# Work to complete
Every record below should be transcribed exactly. Omit the images.

# Data provided
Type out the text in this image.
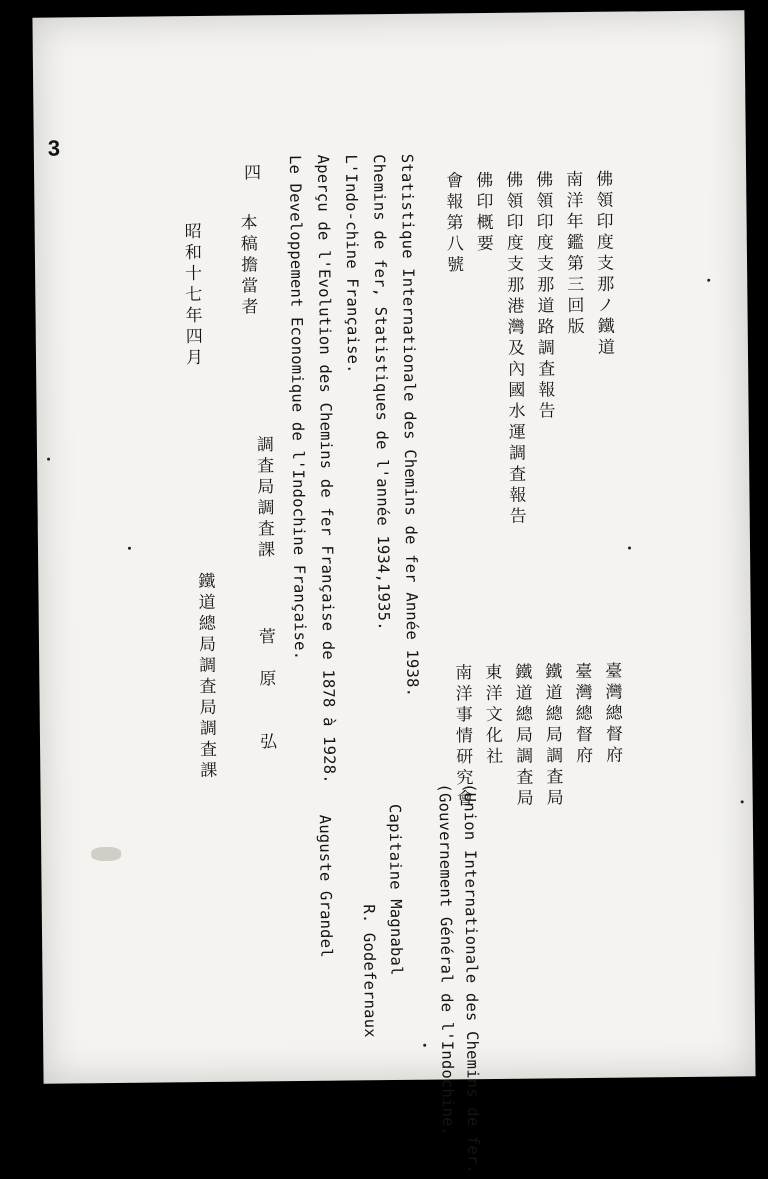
3
佛領印度支那ノ鐵道
南洋年鑑第三回版
佛領印度支那道路調査報告
佛領印度支那港灣及內國水運調査報告
佛印概要
會報第八號
臺灣總督府
臺灣總督府
鐵道總局調査局
鐵道總局調査局
東洋文化社
南洋事情研究會
(Union Internationale des Chemins de fer.
(Gouvernement Général de l'Indochine.
Capitaine Magnabal
R. Godefernaux
Auguste Grandel
Statistique Internationale des Chemins de fer Année 1938.
Chemins de fer, Statistiques de l'année 1934,1935.
L'Indo-chine Française.
Aperçu de l'Evolution des Chemins de fer Française de 1878 à 1928.
Le Developpement Economique de l'Indochine Française.
四
本稿擔當者
調査局調査課
菅　原　　弘
昭和十七年四月
鐵道總局調査局調査課
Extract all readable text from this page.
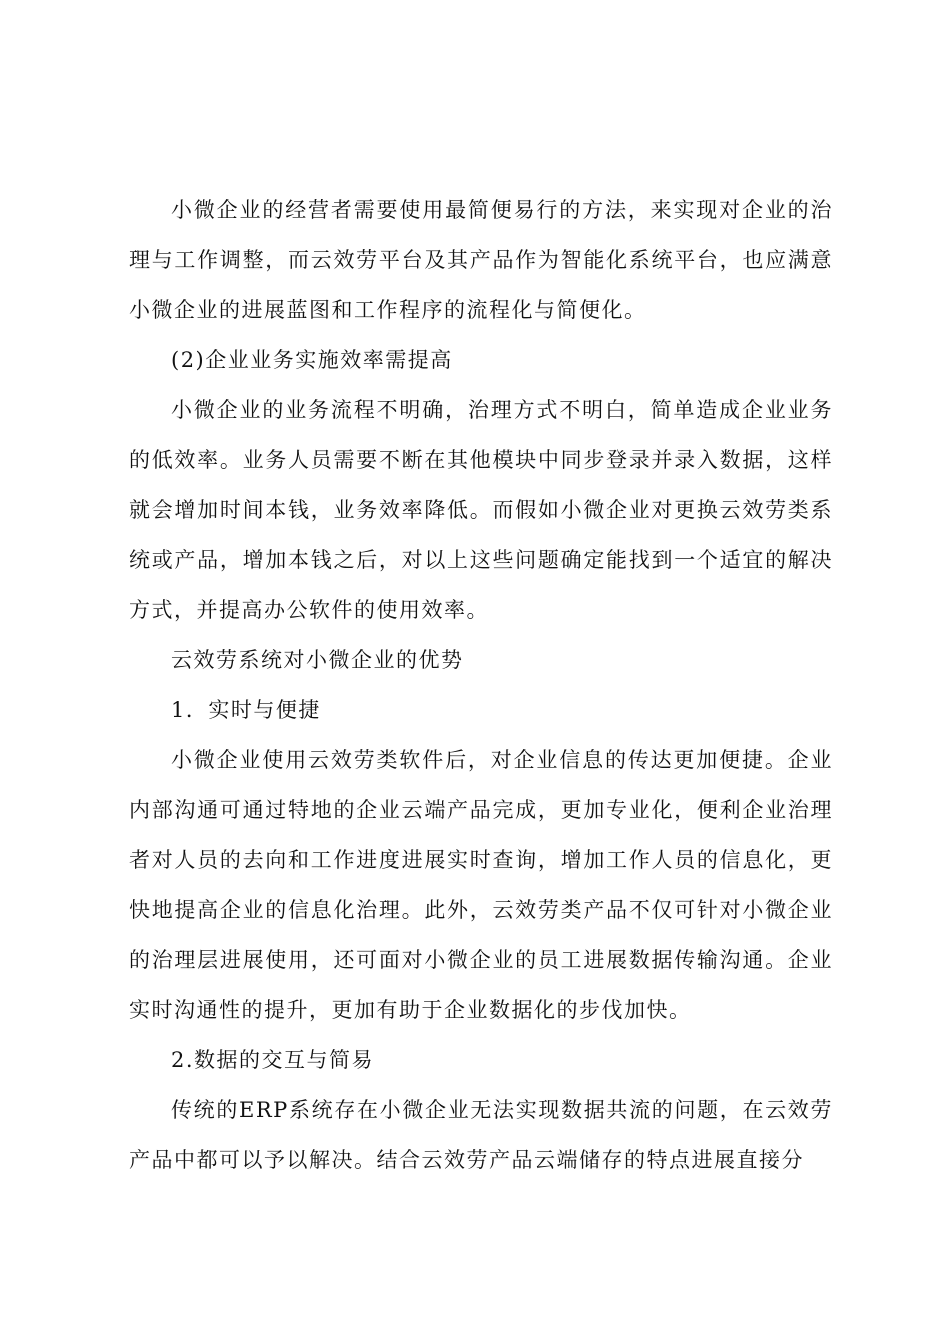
小微企业的经营者需要使用最简便易行的方法，来实现对企业的治理与工作调整，而云效劳平台及其产品作为智能化系统平台，也应满意小微企业的进展蓝图和工作程序的流程化与简便化。

(2)企业业务实施效率需提高

小微企业的业务流程不明确，治理方式不明白，简单造成企业业务的低效率。业务人员需要不断在其他模块中同步登录并录入数据，这样就会增加时间本钱，业务效率降低。而假如小微企业对更换云效劳类系统或产品，增加本钱之后，对以上这些问题确定能找到一个适宜的解决方式，并提高办公软件的使用效率。

云效劳系统对小微企业的优势

1．实时与便捷

小微企业使用云效劳类软件后，对企业信息的传达更加便捷。企业内部沟通可通过特地的企业云端产品完成，更加专业化，便利企业治理者对人员的去向和工作进度进展实时查询，增加工作人员的信息化，更快地提高企业的信息化治理。此外，云效劳类产品不仅可针对小微企业的治理层进展使用，还可面对小微企业的员工进展数据传输沟通。企业实时沟通性的提升，更加有助于企业数据化的步伐加快。

2.数据的交互与简易

传统的ERP系统存在小微企业无法实现数据共流的问题，在云效劳产品中都可以予以解决。结合云效劳产品云端储存的特点进展直接分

# Complete response
Type out the text in this image.
3
佛領印度支那ノ鐵道
南洋年鑑第三回版
佛領印度支那道路調査報告
佛領印度支那港灣及內國水運調査報告
佛印概要
會報第八號
臺灣總督府
臺灣總督府
鐵道總局調査局
鐵道總局調査局
東洋文化社
南洋事情研究會
(Union Internationale des Chemins de fer.
(Gouvernement Général de l'Indochine.
Capitaine Magnabal
R. Godefernaux
Auguste Grandel
Statistique Internationale des Chemins de fer Année 1938.
Chemins de fer, Statistiques de l'année 1934,1935.
L'Indo-chine Française.
Aperçu de l'Evolution des Chemins de fer Française de 1878 à 1928.
Le Developpement Economique de l'Indochine Française.
四
本稿擔當者
調査局調査課
菅　原　　弘
昭和十七年四月
鐵道總局調査局調査課
Extract all readable text from this page.
小微企业的经营者需要使用最简便易行的方法，来实现对企业的治理与工作调整，而云效劳平台及其产品作为智能化系统平台，也应满意小微企业的进展蓝图和工作程序的流程化与简便化。

(2)企业业务实施效率需提高

小微企业的业务流程不明确，治理方式不明白，简单造成企业业务的低效率。业务人员需要不断在其他模块中同步登录并录入数据，这样就会增加时间本钱，业务效率降低。而假如小微企业对更换云效劳类系统或产品，增加本钱之后，对以上这些问题确定能找到一个适宜的解决方式，并提高办公软件的使用效率。

云效劳系统对小微企业的优势

1．实时与便捷

小微企业使用云效劳类软件后，对企业信息的传达更加便捷。企业内部沟通可通过特地的企业云端产品完成，更加专业化，便利企业治理者对人员的去向和工作进度进展实时查询，增加工作人员的信息化，更快地提高企业的信息化治理。此外，云效劳类产品不仅可针对小微企业的治理层进展使用，还可面对小微企业的员工进展数据传输沟通。企业实时沟通性的提升，更加有助于企业数据化的步伐加快。

2.数据的交互与简易

传统的ERP系统存在小微企业无法实现数据共流的问题，在云效劳产品中都可以予以解决。结合云效劳产品云端储存的特点进展直接分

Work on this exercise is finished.